**** Data shown ****

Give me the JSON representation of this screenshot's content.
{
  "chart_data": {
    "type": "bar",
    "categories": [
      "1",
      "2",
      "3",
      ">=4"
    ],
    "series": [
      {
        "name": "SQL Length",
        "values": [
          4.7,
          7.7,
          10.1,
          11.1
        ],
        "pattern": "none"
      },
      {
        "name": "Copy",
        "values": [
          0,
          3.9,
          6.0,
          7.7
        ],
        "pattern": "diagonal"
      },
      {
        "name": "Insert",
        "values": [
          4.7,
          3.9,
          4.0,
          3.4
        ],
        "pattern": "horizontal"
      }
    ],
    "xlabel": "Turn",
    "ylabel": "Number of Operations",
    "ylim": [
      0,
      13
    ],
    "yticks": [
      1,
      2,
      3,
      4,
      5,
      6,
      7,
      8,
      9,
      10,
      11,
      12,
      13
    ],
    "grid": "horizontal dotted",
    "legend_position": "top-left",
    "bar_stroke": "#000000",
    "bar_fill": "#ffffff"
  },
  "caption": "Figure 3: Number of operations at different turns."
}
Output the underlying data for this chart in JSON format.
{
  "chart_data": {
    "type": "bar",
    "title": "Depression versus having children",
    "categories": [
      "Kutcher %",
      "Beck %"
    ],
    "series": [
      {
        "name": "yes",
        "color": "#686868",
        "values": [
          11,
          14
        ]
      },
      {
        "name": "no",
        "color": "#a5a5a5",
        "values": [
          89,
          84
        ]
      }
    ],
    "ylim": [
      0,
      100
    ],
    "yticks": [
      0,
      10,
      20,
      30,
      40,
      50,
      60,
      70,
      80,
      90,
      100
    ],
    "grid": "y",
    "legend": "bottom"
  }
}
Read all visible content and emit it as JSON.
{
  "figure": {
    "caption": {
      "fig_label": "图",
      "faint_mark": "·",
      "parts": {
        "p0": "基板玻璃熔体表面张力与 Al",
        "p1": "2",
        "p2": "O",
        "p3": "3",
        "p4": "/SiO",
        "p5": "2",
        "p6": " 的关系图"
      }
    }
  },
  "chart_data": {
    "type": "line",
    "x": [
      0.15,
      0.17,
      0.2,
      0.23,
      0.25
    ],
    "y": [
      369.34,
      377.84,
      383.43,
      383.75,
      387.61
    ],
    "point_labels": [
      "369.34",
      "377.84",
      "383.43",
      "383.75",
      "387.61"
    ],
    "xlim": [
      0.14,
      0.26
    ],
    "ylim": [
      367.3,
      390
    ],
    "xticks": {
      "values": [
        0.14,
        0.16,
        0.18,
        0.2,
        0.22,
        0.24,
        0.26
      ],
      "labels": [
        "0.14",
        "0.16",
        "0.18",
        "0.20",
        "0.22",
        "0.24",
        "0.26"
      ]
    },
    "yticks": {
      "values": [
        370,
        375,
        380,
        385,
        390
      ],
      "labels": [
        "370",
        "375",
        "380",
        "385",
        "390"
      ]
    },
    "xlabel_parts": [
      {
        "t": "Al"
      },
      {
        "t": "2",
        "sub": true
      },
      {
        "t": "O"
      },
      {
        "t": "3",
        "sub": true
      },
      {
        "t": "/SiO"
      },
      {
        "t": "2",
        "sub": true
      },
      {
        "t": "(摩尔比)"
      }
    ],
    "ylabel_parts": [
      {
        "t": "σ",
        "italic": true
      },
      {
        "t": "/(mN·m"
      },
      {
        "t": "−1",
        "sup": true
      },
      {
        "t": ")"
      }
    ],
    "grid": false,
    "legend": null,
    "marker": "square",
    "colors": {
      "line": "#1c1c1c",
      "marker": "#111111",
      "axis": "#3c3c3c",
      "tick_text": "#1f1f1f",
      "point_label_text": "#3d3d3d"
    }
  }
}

****

Stated task: Take the lines above and print them exactly.

Task output:
Give me the JSON representation of this screenshot's content.
{
  "chart_data": {
    "type": "bar",
    "categories": [
      "1",
      "2",
      "3",
      ">=4"
    ],
    "series": [
      {
        "name": "SQL Length",
        "values": [
          4.7,
          7.7,
          10.1,
          11.1
        ],
        "pattern": "none"
      },
      {
        "name": "Copy",
        "values": [
          0,
          3.9,
          6.0,
          7.7
        ],
        "pattern": "diagonal"
      },
      {
        "name": "Insert",
        "values": [
          4.7,
          3.9,
          4.0,
          3.4
        ],
        "pattern": "horizontal"
      }
    ],
    "xlabel": "Turn",
    "ylabel": "Number of Operations",
    "ylim": [
      0,
      13
    ],
    "yticks": [
      1,
      2,
      3,
      4,
      5,
      6,
      7,
      8,
      9,
      10,
      11,
      12,
      13
    ],
    "grid": "horizontal dotted",
    "legend_position": "top-left",
    "bar_stroke": "#000000",
    "bar_fill": "#ffffff"
  },
  "caption": "Figure 3: Number of operations at different turns."
}
Output the underlying data for this chart in JSON format.
{
  "chart_data": {
    "type": "bar",
    "title": "Depression versus having children",
    "categories": [
      "Kutcher %",
      "Beck %"
    ],
    "series": [
      {
        "name": "yes",
        "color": "#686868",
        "values": [
          11,
          14
        ]
      },
      {
        "name": "no",
        "color": "#a5a5a5",
        "values": [
          89,
          84
        ]
      }
    ],
    "ylim": [
      0,
      100
    ],
    "yticks": [
      0,
      10,
      20,
      30,
      40,
      50,
      60,
      70,
      80,
      90,
      100
    ],
    "grid": "y",
    "legend": "bottom"
  }
}
Read all visible content and emit it as JSON.
{
  "figure": {
    "caption": {
      "fig_label": "图",
      "faint_mark": "·",
      "parts": {
        "p0": "基板玻璃熔体表面张力与 Al",
        "p1": "2",
        "p2": "O",
        "p3": "3",
        "p4": "/SiO",
        "p5": "2",
        "p6": " 的关系图"
      }
    }
  },
  "chart_data": {
    "type": "line",
    "x": [
      0.15,
      0.17,
      0.2,
      0.23,
      0.25
    ],
    "y": [
      369.34,
      377.84,
      383.43,
      383.75,
      387.61
    ],
    "point_labels": [
      "369.34",
      "377.84",
      "383.43",
      "383.75",
      "387.61"
    ],
    "xlim": [
      0.14,
      0.26
    ],
    "ylim": [
      367.3,
      390
    ],
    "xticks": {
      "values": [
        0.14,
        0.16,
        0.18,
        0.2,
        0.22,
        0.24,
        0.26
      ],
      "labels": [
        "0.14",
        "0.16",
        "0.18",
        "0.20",
        "0.22",
        "0.24",
        "0.26"
      ]
    },
    "yticks": {
      "values": [
        370,
        375,
        380,
        385,
        390
      ],
      "labels": [
        "370",
        "375",
        "380",
        "385",
        "390"
      ]
    },
    "xlabel_parts": [
      {
        "t": "Al"
      },
      {
        "t": "2",
        "sub": true
      },
      {
        "t": "O"
      },
      {
        "t": "3",
        "sub": true
      },
      {
        "t": "/SiO"
      },
      {
        "t": "2",
        "sub": true
      },
      {
        "t": "(摩尔比)"
      }
    ],
    "ylabel_parts": [
      {
        "t": "σ",
        "italic": true
      },
      {
        "t": "/(mN·m"
      },
      {
        "t": "−1",
        "sup": true
      },
      {
        "t": ")"
      }
    ],
    "grid": false,
    "legend": null,
    "marker": "square",
    "colors": {
      "line": "#1c1c1c",
      "marker": "#111111",
      "axis": "#3c3c3c",
      "tick_text": "#1f1f1f",
      "point_label_text": "#3d3d3d"
    }
  }
}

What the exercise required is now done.